**SET PROBLEM**
Give the listing again in full, exactly as written.

Data records

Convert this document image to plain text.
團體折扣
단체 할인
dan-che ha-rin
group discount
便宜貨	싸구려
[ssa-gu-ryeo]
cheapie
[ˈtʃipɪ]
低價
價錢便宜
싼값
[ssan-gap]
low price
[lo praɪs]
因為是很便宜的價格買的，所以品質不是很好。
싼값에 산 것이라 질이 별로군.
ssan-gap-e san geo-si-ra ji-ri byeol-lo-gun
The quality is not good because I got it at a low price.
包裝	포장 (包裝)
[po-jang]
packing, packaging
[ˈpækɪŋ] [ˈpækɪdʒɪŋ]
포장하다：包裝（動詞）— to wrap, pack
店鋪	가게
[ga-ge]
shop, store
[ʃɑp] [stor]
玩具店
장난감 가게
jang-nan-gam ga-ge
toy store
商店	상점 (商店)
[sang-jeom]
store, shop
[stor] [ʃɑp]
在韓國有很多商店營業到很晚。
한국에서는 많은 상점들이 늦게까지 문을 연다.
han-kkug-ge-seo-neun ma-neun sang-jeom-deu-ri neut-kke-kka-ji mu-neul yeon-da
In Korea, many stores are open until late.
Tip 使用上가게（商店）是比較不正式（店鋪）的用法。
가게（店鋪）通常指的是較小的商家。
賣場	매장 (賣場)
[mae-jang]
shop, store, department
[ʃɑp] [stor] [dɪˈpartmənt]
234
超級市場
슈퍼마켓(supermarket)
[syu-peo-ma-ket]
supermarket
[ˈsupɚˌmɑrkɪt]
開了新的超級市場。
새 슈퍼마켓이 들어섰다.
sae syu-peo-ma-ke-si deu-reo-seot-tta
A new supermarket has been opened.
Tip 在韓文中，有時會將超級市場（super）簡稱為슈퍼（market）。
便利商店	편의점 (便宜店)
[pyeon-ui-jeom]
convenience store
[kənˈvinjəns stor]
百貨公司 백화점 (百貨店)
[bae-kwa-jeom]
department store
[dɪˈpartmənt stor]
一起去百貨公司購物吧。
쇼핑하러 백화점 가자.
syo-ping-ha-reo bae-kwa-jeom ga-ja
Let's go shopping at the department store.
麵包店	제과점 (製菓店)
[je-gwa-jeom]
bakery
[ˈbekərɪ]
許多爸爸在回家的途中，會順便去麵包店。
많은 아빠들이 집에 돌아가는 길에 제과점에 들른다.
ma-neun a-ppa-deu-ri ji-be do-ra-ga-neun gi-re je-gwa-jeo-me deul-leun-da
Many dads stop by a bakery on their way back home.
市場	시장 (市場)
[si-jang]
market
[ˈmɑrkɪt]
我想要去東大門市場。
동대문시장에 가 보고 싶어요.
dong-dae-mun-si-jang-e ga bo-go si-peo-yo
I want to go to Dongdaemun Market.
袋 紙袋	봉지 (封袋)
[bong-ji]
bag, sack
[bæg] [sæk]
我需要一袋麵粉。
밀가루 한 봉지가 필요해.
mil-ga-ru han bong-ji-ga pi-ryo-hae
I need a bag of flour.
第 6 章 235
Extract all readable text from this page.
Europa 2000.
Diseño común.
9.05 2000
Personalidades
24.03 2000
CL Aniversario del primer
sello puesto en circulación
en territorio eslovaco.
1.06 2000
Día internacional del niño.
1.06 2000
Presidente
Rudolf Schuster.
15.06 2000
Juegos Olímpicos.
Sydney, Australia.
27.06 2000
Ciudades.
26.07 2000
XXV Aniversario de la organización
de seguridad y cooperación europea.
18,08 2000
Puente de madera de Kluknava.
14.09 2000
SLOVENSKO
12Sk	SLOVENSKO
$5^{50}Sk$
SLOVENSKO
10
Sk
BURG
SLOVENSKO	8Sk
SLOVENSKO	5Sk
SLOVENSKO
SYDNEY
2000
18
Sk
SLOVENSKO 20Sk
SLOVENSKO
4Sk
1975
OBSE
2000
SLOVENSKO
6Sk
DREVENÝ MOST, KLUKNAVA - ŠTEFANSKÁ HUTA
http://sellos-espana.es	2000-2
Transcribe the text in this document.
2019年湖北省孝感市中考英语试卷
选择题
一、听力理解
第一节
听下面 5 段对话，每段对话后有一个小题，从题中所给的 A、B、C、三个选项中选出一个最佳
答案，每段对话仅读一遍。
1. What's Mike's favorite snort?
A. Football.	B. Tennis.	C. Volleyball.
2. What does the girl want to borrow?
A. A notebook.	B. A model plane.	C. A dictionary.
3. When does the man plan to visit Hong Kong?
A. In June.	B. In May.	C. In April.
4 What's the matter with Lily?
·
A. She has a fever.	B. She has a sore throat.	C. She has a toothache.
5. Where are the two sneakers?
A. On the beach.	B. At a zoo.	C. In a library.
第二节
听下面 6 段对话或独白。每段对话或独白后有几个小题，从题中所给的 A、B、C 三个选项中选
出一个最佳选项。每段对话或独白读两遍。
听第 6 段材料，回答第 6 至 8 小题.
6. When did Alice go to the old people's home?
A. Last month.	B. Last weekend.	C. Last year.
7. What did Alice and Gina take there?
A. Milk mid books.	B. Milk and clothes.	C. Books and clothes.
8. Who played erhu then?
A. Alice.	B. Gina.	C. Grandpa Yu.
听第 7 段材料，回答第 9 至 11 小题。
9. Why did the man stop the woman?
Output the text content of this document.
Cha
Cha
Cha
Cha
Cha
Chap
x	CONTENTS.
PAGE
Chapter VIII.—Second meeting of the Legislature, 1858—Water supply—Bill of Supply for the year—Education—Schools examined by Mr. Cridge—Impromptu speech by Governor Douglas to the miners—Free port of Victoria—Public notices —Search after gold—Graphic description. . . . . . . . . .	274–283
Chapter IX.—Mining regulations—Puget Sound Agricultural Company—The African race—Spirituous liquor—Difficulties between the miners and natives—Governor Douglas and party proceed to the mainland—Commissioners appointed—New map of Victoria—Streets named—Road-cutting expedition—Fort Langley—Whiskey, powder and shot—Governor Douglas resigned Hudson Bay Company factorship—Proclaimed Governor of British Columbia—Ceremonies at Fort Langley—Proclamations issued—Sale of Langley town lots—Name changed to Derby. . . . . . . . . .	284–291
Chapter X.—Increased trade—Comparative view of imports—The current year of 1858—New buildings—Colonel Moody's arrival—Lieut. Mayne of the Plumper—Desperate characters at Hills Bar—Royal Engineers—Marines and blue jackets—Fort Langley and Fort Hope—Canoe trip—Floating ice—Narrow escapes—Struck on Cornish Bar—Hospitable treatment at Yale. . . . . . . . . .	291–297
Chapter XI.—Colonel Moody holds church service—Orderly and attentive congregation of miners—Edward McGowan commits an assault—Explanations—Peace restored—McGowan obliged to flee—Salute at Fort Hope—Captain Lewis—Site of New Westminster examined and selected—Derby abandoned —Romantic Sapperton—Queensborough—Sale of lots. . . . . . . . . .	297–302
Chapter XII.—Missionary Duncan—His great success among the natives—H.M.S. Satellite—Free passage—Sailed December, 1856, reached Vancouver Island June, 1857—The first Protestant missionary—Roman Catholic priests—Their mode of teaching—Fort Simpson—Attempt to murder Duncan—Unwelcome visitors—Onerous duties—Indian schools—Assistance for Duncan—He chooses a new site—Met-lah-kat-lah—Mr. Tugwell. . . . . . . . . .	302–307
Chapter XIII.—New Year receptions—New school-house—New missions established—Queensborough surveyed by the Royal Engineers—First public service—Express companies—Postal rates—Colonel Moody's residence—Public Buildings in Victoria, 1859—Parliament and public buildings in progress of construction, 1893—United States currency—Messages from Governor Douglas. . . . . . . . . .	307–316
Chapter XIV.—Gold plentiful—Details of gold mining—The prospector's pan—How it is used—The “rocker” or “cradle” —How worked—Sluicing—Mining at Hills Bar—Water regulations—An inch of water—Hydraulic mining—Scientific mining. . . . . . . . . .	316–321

**CORRECT RESULT**
Convert this document image to plain text.
團體折扣
단체 할인
dan-che ha-rin
group discount
便宜貨	싸구려
[ssa-gu-ryeo]
cheapie
[ˈtʃipɪ]
低價
價錢便宜
싼값
[ssan-gap]
low price
[lo praɪs]
因為是很便宜的價格買的，所以品質不是很好。
싼값에 산 것이라 질이 별로군.
ssan-gap-e san geo-si-ra ji-ri byeol-lo-gun
The quality is not good because I got it at a low price.
包裝	포장 (包裝)
[po-jang]
packing, packaging
[ˈpækɪŋ] [ˈpækɪdʒɪŋ]
포장하다：包裝（動詞）— to wrap, pack
店鋪	가게
[ga-ge]
shop, store
[ʃɑp] [stor]
玩具店
장난감 가게
jang-nan-gam ga-ge
toy store
商店	상점 (商店)
[sang-jeom]
store, shop
[stor] [ʃɑp]
在韓國有很多商店營業到很晚。
한국에서는 많은 상점들이 늦게까지 문을 연다.
han-kkug-ge-seo-neun ma-neun sang-jeom-deu-ri neut-kke-kka-ji mu-neul yeon-da
In Korea, many stores are open until late.
Tip 使用上가게（商店）是比較不正式（店鋪）的用法。
가게（店鋪）通常指的是較小的商家。
賣場	매장 (賣場)
[mae-jang]
shop, store, department
[ʃɑp] [stor] [dɪˈpartmənt]
234
超級市場
슈퍼마켓(supermarket)
[syu-peo-ma-ket]
supermarket
[ˈsupɚˌmɑrkɪt]
開了新的超級市場。
새 슈퍼마켓이 들어섰다.
sae syu-peo-ma-ke-si deu-reo-seot-tta
A new supermarket has been opened.
Tip 在韓文中，有時會將超級市場（super）簡稱為슈퍼（market）。
便利商店	편의점 (便宜店)
[pyeon-ui-jeom]
convenience store
[kənˈvinjəns stor]
百貨公司 백화점 (百貨店)
[bae-kwa-jeom]
department store
[dɪˈpartmənt stor]
一起去百貨公司購物吧。
쇼핑하러 백화점 가자.
syo-ping-ha-reo bae-kwa-jeom ga-ja
Let's go shopping at the department store.
麵包店	제과점 (製菓店)
[je-gwa-jeom]
bakery
[ˈbekərɪ]
許多爸爸在回家的途中，會順便去麵包店。
많은 아빠들이 집에 돌아가는 길에 제과점에 들른다.
ma-neun a-ppa-deu-ri ji-be do-ra-ga-neun gi-re je-gwa-jeo-me deul-leun-da
Many dads stop by a bakery on their way back home.
市場	시장 (市場)
[si-jang]
market
[ˈmɑrkɪt]
我想要去東大門市場。
동대문시장에 가 보고 싶어요.
dong-dae-mun-si-jang-e ga bo-go si-peo-yo
I want to go to Dongdaemun Market.
袋 紙袋	봉지 (封袋)
[bong-ji]
bag, sack
[bæg] [sæk]
我需要一袋麵粉。
밀가루 한 봉지가 필요해.
mil-ga-ru han bong-ji-ga pi-ryo-hae
I need a bag of flour.
第 6 章 235
Extract all readable text from this page.
Europa 2000.
Diseño común.
9.05 2000
Personalidades
24.03 2000
CL Aniversario del primer
sello puesto en circulación
en territorio eslovaco.
1.06 2000
Día internacional del niño.
1.06 2000
Presidente
Rudolf Schuster.
15.06 2000
Juegos Olímpicos.
Sydney, Australia.
27.06 2000
Ciudades.
26.07 2000
XXV Aniversario de la organización
de seguridad y cooperación europea.
18,08 2000
Puente de madera de Kluknava.
14.09 2000
SLOVENSKO
12Sk	SLOVENSKO
$5^{50}Sk$
SLOVENSKO
10
Sk
BURG
SLOVENSKO	8Sk
SLOVENSKO	5Sk
SLOVENSKO
SYDNEY
2000
18
Sk
SLOVENSKO 20Sk
SLOVENSKO
4Sk
1975
OBSE
2000
SLOVENSKO
6Sk
DREVENÝ MOST, KLUKNAVA - ŠTEFANSKÁ HUTA
http://sellos-espana.es	2000-2
Transcribe the text in this document.
2019年湖北省孝感市中考英语试卷
选择题
一、听力理解
第一节
听下面 5 段对话，每段对话后有一个小题，从题中所给的 A、B、C、三个选项中选出一个最佳
答案，每段对话仅读一遍。
1. What's Mike's favorite snort?
A. Football.	B. Tennis.	C. Volleyball.
2. What does the girl want to borrow?
A. A notebook.	B. A model plane.	C. A dictionary.
3. When does the man plan to visit Hong Kong?
A. In June.	B. In May.	C. In April.
4 What's the matter with Lily?
·
A. She has a fever.	B. She has a sore throat.	C. She has a toothache.
5. Where are the two sneakers?
A. On the beach.	B. At a zoo.	C. In a library.
第二节
听下面 6 段对话或独白。每段对话或独白后有几个小题，从题中所给的 A、B、C 三个选项中选
出一个最佳选项。每段对话或独白读两遍。
听第 6 段材料，回答第 6 至 8 小题.
6. When did Alice go to the old people's home?
A. Last month.	B. Last weekend.	C. Last year.
7. What did Alice and Gina take there?
A. Milk mid books.	B. Milk and clothes.	C. Books and clothes.
8. Who played erhu then?
A. Alice.	B. Gina.	C. Grandpa Yu.
听第 7 段材料，回答第 9 至 11 小题。
9. Why did the man stop the woman?
Output the text content of this document.
Cha
Cha
Cha
Cha
Cha
Chap
x	CONTENTS.
PAGE
Chapter VIII.—Second meeting of the Legislature, 1858—Water supply—Bill of Supply for the year—Education—Schools examined by Mr. Cridge—Impromptu speech by Governor Douglas to the miners—Free port of Victoria—Public notices —Search after gold—Graphic description. . . . . . . . . .	274–283
Chapter IX.—Mining regulations—Puget Sound Agricultural Company—The African race—Spirituous liquor—Difficulties between the miners and natives—Governor Douglas and party proceed to the mainland—Commissioners appointed—New map of Victoria—Streets named—Road-cutting expedition—Fort Langley—Whiskey, powder and shot—Governor Douglas resigned Hudson Bay Company factorship—Proclaimed Governor of British Columbia—Ceremonies at Fort Langley—Proclamations issued—Sale of Langley town lots—Name changed to Derby. . . . . . . . . .	284–291
Chapter X.—Increased trade—Comparative view of imports—The current year of 1858—New buildings—Colonel Moody's arrival—Lieut. Mayne of the Plumper—Desperate characters at Hills Bar—Royal Engineers—Marines and blue jackets—Fort Langley and Fort Hope—Canoe trip—Floating ice—Narrow escapes—Struck on Cornish Bar—Hospitable treatment at Yale. . . . . . . . . .	291–297
Chapter XI.—Colonel Moody holds church service—Orderly and attentive congregation of miners—Edward McGowan commits an assault—Explanations—Peace restored—McGowan obliged to flee—Salute at Fort Hope—Captain Lewis—Site of New Westminster examined and selected—Derby abandoned —Romantic Sapperton—Queensborough—Sale of lots. . . . . . . . . .	297–302
Chapter XII.—Missionary Duncan—His great success among the natives—H.M.S. Satellite—Free passage—Sailed December, 1856, reached Vancouver Island June, 1857—The first Protestant missionary—Roman Catholic priests—Their mode of teaching—Fort Simpson—Attempt to murder Duncan—Unwelcome visitors—Onerous duties—Indian schools—Assistance for Duncan—He chooses a new site—Met-lah-kat-lah—Mr. Tugwell. . . . . . . . . .	302–307
Chapter XIII.—New Year receptions—New school-house—New missions established—Queensborough surveyed by the Royal Engineers—First public service—Express companies—Postal rates—Colonel Moody's residence—Public Buildings in Victoria, 1859—Parliament and public buildings in progress of construction, 1893—United States currency—Messages from Governor Douglas. . . . . . . . . .	307–316
Chapter XIV.—Gold plentiful—Details of gold mining—The prospector's pan—How it is used—The “rocker” or “cradle” —How worked—Sluicing—Mining at Hills Bar—Water regulations—An inch of water—Hydraulic mining—Scientific mining. . . . . . . . . .	316–321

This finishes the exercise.